* **Given problem**
Below are entries. Pull out all lines containing "WLAN".

* **Extracted records**
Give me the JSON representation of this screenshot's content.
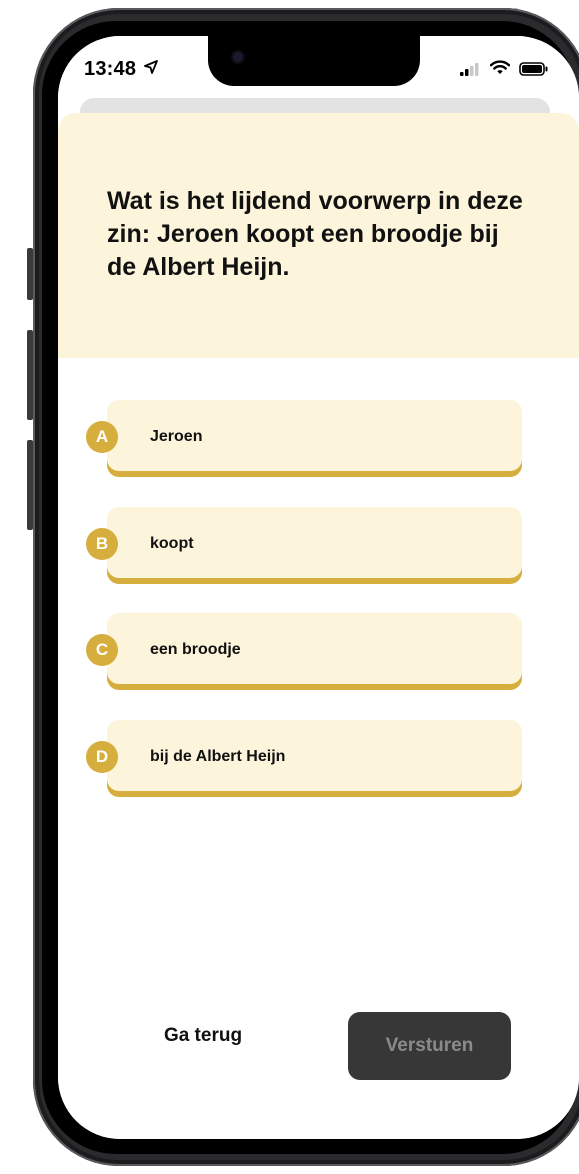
{
  "status_bar": {
    "time": "13:48",
    "location_icon": "location-arrow-icon",
    "signal_icon": "cellular-signal-icon",
    "wifi_icon": "wifi-icon",
    "battery_icon": "battery-icon"
  },
  "quiz": {
    "question": "Wat is het lijdend voorwerp in deze zin: Jeroen koopt een broodje bij de Albert Heijn.",
    "options": [
      {
        "letter": "A",
        "label": "Jeroen"
      },
      {
        "letter": "B",
        "label": "koopt"
      },
      {
        "letter": "C",
        "label": "een broodje"
      },
      {
        "letter": "D",
        "label": "bij de Albert Heijn"
      }
    ]
  },
  "actions": {
    "back_label": "Ga terug",
    "submit_label": "Versturen",
    "submit_enabled": false
  },
  "colors": {
    "accent": "#d6ae3e",
    "card_background": "#fdf4dc",
    "submit_background": "#373737",
    "submit_text": "#8a8a8a"
  }
}
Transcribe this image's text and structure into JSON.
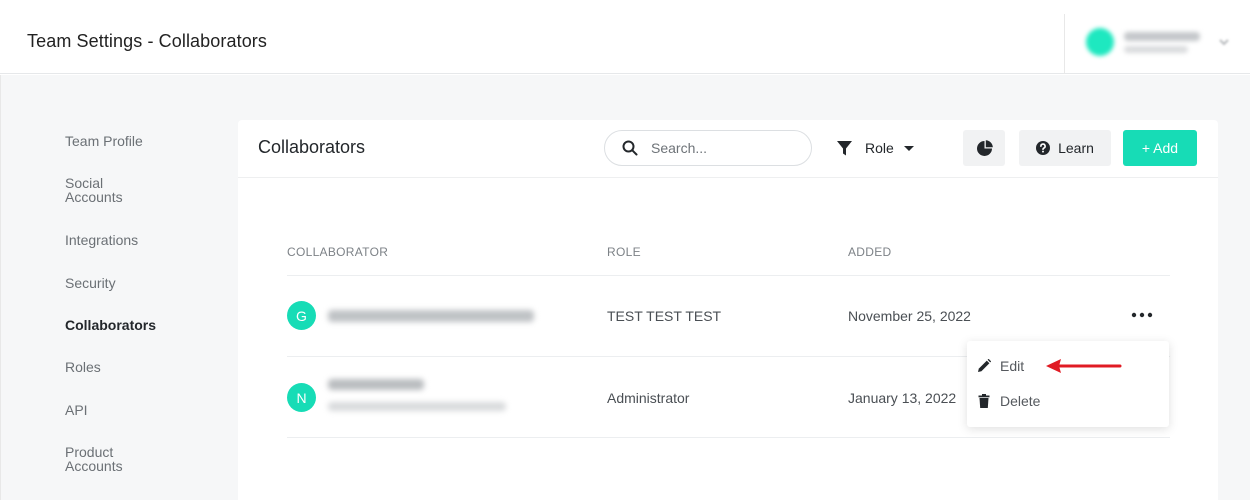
{
  "header": {
    "title": "Team Settings - Collaborators"
  },
  "sidebar": {
    "items": [
      {
        "label": "Team Profile"
      },
      {
        "label": "Social\nAccounts"
      },
      {
        "label": "Integrations"
      },
      {
        "label": "Security"
      },
      {
        "label": "Collaborators",
        "active": true
      },
      {
        "label": "Roles"
      },
      {
        "label": "API"
      },
      {
        "label": "Product\nAccounts"
      }
    ]
  },
  "card": {
    "title": "Collaborators",
    "search": {
      "placeholder": "Search...",
      "value": ""
    },
    "role_filter_label": "Role",
    "learn_label": "Learn",
    "add_label": "+ Add"
  },
  "table": {
    "columns": [
      "COLLABORATOR",
      "ROLE",
      "ADDED"
    ],
    "rows": [
      {
        "initial": "G",
        "role": "TEST TEST TEST",
        "added": "November 25, 2022"
      },
      {
        "initial": "N",
        "role": "Administrator",
        "added": "January 13, 2022"
      }
    ]
  },
  "row_menu": {
    "edit_label": "Edit",
    "delete_label": "Delete"
  },
  "colors": {
    "accent": "#17dcb6",
    "annotation_arrow": "#e01b24"
  },
  "icons": [
    "search-icon",
    "filter-icon",
    "caret-down-icon",
    "pie-chart-icon",
    "question-circle-icon",
    "more-horizontal-icon",
    "pencil-icon",
    "trash-icon"
  ]
}
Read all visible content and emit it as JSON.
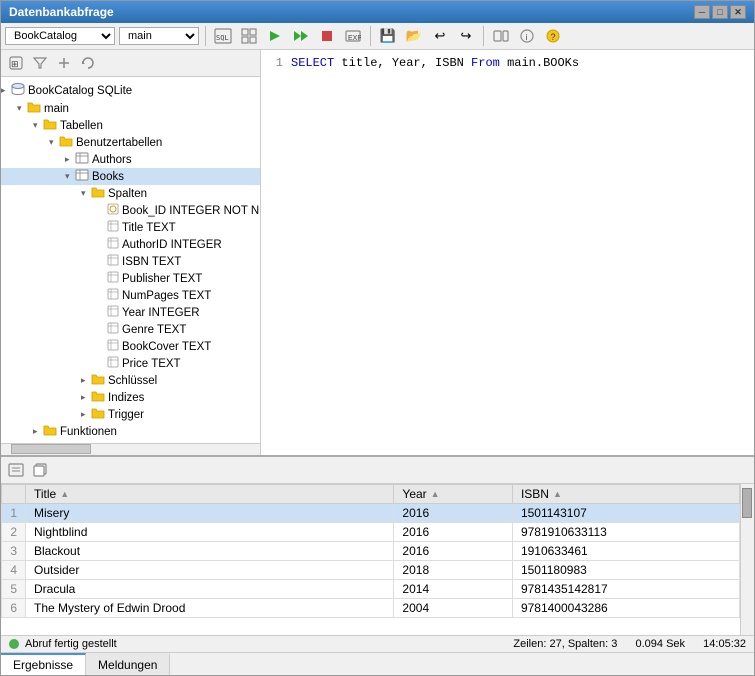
{
  "window": {
    "title": "Datenbankabfrage"
  },
  "toolbar": {
    "db_value": "BookCatalog",
    "schema_value": "main",
    "buttons": [
      "filter",
      "add",
      "refresh"
    ]
  },
  "tree": {
    "items": [
      {
        "id": "bookcatalog",
        "label": "BookCatalog SQLite",
        "indent": 0,
        "type": "db",
        "toggle": "▸"
      },
      {
        "id": "main",
        "label": "main",
        "indent": 1,
        "type": "schema",
        "toggle": "▾"
      },
      {
        "id": "tabellen",
        "label": "Tabellen",
        "indent": 2,
        "type": "folder",
        "toggle": "▾"
      },
      {
        "id": "benutzertabellen",
        "label": "Benutzertabellen",
        "indent": 3,
        "type": "folder",
        "toggle": "▾"
      },
      {
        "id": "authors",
        "label": "Authors",
        "indent": 4,
        "type": "table",
        "toggle": "▸"
      },
      {
        "id": "books",
        "label": "Books",
        "indent": 4,
        "type": "table",
        "toggle": "▾",
        "selected": true
      },
      {
        "id": "spalten",
        "label": "Spalten",
        "indent": 5,
        "type": "folder",
        "toggle": "▾"
      },
      {
        "id": "col_bookid",
        "label": "Book_ID INTEGER NOT NULL",
        "indent": 6,
        "type": "pk_col"
      },
      {
        "id": "col_title",
        "label": "Title TEXT",
        "indent": 6,
        "type": "col"
      },
      {
        "id": "col_authorid",
        "label": "AuthorID INTEGER",
        "indent": 6,
        "type": "col"
      },
      {
        "id": "col_isbn",
        "label": "ISBN TEXT",
        "indent": 6,
        "type": "col"
      },
      {
        "id": "col_publisher",
        "label": "Publisher TEXT",
        "indent": 6,
        "type": "col"
      },
      {
        "id": "col_numpages",
        "label": "NumPages TEXT",
        "indent": 6,
        "type": "col"
      },
      {
        "id": "col_year",
        "label": "Year INTEGER",
        "indent": 6,
        "type": "col"
      },
      {
        "id": "col_genre",
        "label": "Genre TEXT",
        "indent": 6,
        "type": "col"
      },
      {
        "id": "col_bookcover",
        "label": "BookCover TEXT",
        "indent": 6,
        "type": "col"
      },
      {
        "id": "col_price",
        "label": "Price TEXT",
        "indent": 6,
        "type": "col"
      },
      {
        "id": "schluessel",
        "label": "Schlüssel",
        "indent": 5,
        "type": "folder",
        "toggle": "▸"
      },
      {
        "id": "indizes",
        "label": "Indizes",
        "indent": 5,
        "type": "folder",
        "toggle": "▸"
      },
      {
        "id": "trigger",
        "label": "Trigger",
        "indent": 5,
        "type": "folder",
        "toggle": "▸"
      },
      {
        "id": "funktionen",
        "label": "Funktionen",
        "indent": 2,
        "type": "folder",
        "toggle": "▸"
      }
    ]
  },
  "editor": {
    "line1": "SELECT title, Year, ISBN From main.BOOKs"
  },
  "results": {
    "columns": [
      "Title",
      "Year",
      "ISBN"
    ],
    "rows": [
      {
        "num": 1,
        "title": "Misery",
        "year": "2016",
        "isbn": "1501143107",
        "selected": true
      },
      {
        "num": 2,
        "title": "Nightblind",
        "year": "2016",
        "isbn": "9781910633113"
      },
      {
        "num": 3,
        "title": "Blackout",
        "year": "2016",
        "isbn": "1910633461"
      },
      {
        "num": 4,
        "title": "Outsider",
        "year": "2018",
        "isbn": "1501180983"
      },
      {
        "num": 5,
        "title": "Dracula",
        "year": "2014",
        "isbn": "9781435142817"
      },
      {
        "num": 6,
        "title": "The Mystery of Edwin Drood",
        "year": "2004",
        "isbn": "9781400043286"
      }
    ]
  },
  "status": {
    "message": "Abruf fertig gestellt",
    "rows_cols": "Zeilen: 27, Spalten: 3",
    "duration": "0.094 Sek",
    "time": "14:05:32"
  },
  "tabs": [
    {
      "label": "Ergebnisse",
      "active": true
    },
    {
      "label": "Meldungen",
      "active": false
    }
  ]
}
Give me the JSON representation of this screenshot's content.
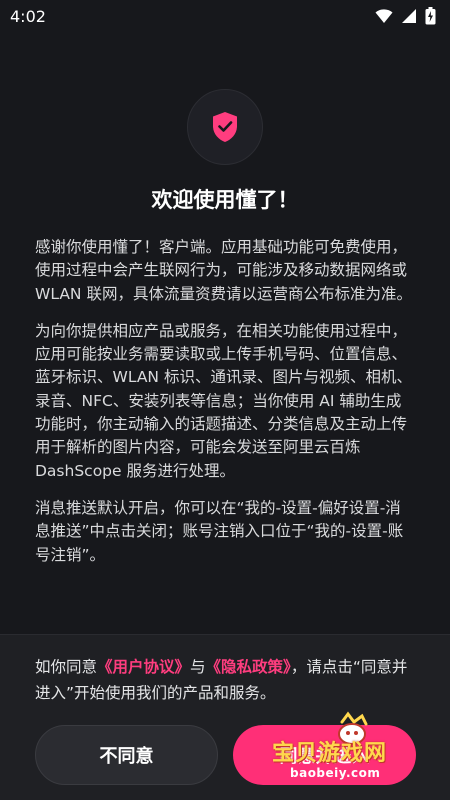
{
  "status_bar": {
    "time": "4:02"
  },
  "dialog": {
    "title": "欢迎使用懂了！",
    "paragraphs": [
      "感谢你使用懂了！客户端。应用基础功能可免费使用，使用过程中会产生联网行为，可能涉及移动数据网络或 WLAN 联网，具体流量资费请以运营商公布标准为准。",
      "为向你提供相应产品或服务，在相关功能使用过程中，应用可能按业务需要读取或上传手机号码、位置信息、蓝牙标识、WLAN 标识、通讯录、图片与视频、相机、录音、NFC、安装列表等信息；当你使用 AI 辅助生成功能时，你主动输入的话题描述、分类信息及主动上传用于解析的图片内容，可能会发送至阿里云百炼 DashScope 服务进行处理。",
      "消息推送默认开启，你可以在“我的-设置-偏好设置-消息推送”中点击关闭；账号注销入口位于“我的-设置-账号注销”。"
    ],
    "consent": {
      "prefix": "如你同意",
      "user_agreement_link": "《用户协议》",
      "and": "与",
      "privacy_policy_link": "《隐私政策》",
      "suffix": "，请点击“同意并进入”开始使用我们的产品和服务。"
    },
    "disagree_label": "不同意",
    "agree_label": "同意并进入"
  },
  "watermark": {
    "text": "宝贝游戏网",
    "url": "baobeiy.com"
  },
  "colors": {
    "accent": "#ff2f77",
    "background": "#17181c",
    "panel": "#1f2024"
  }
}
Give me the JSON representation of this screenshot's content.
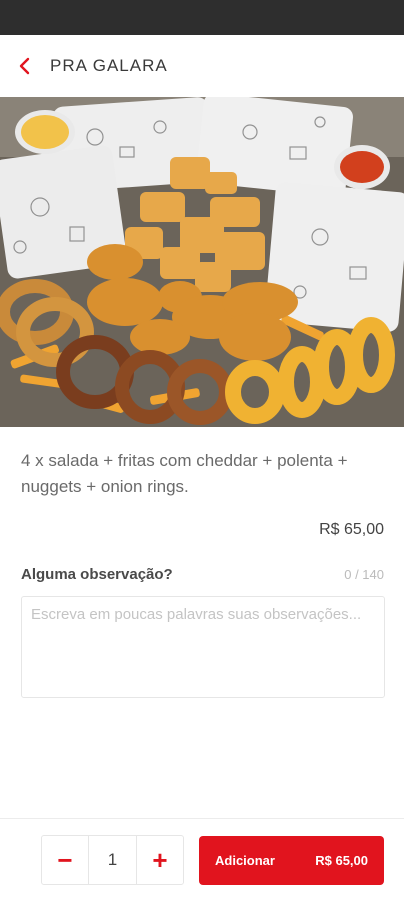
{
  "header": {
    "title": "PRA GALARA",
    "back_icon": "chevron-left-icon"
  },
  "product": {
    "image_alt": "",
    "description": "4 x salada + fritas com cheddar + polenta + nuggets + onion rings.",
    "price": "R$ 65,00"
  },
  "observation": {
    "label": "Alguma observação?",
    "counter": "0 / 140",
    "placeholder": "Escreva em poucas palavras suas observações..."
  },
  "footer": {
    "minus_label": "−",
    "quantity": "1",
    "plus_label": "+",
    "add_label": "Adicionar",
    "add_price": "R$ 65,00"
  },
  "colors": {
    "accent": "#e1141e",
    "status_bar": "#2e2e2e"
  }
}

* **Reply**
      "感谢你使用懂了！客户端。应用基础功能可免费使用，使用过程中会产生联网行为，可能涉及移动数据网络或 WLAN 联网，具体流量资费请以运营商公布标准为准。",
      "为向你提供相应产品或服务，在相关功能使用过程中，应用可能按业务需要读取或上传手机号码、位置信息、蓝牙标识、WLAN 标识、通讯录、图片与视频、相机、录音、NFC、安装列表等信息；当你使用 AI 辅助生成功能时，你主动输入的话题描述、分类信息及主动上传用于解析的图片内容，可能会发送至阿里云百炼 DashScope 服务进行处理。",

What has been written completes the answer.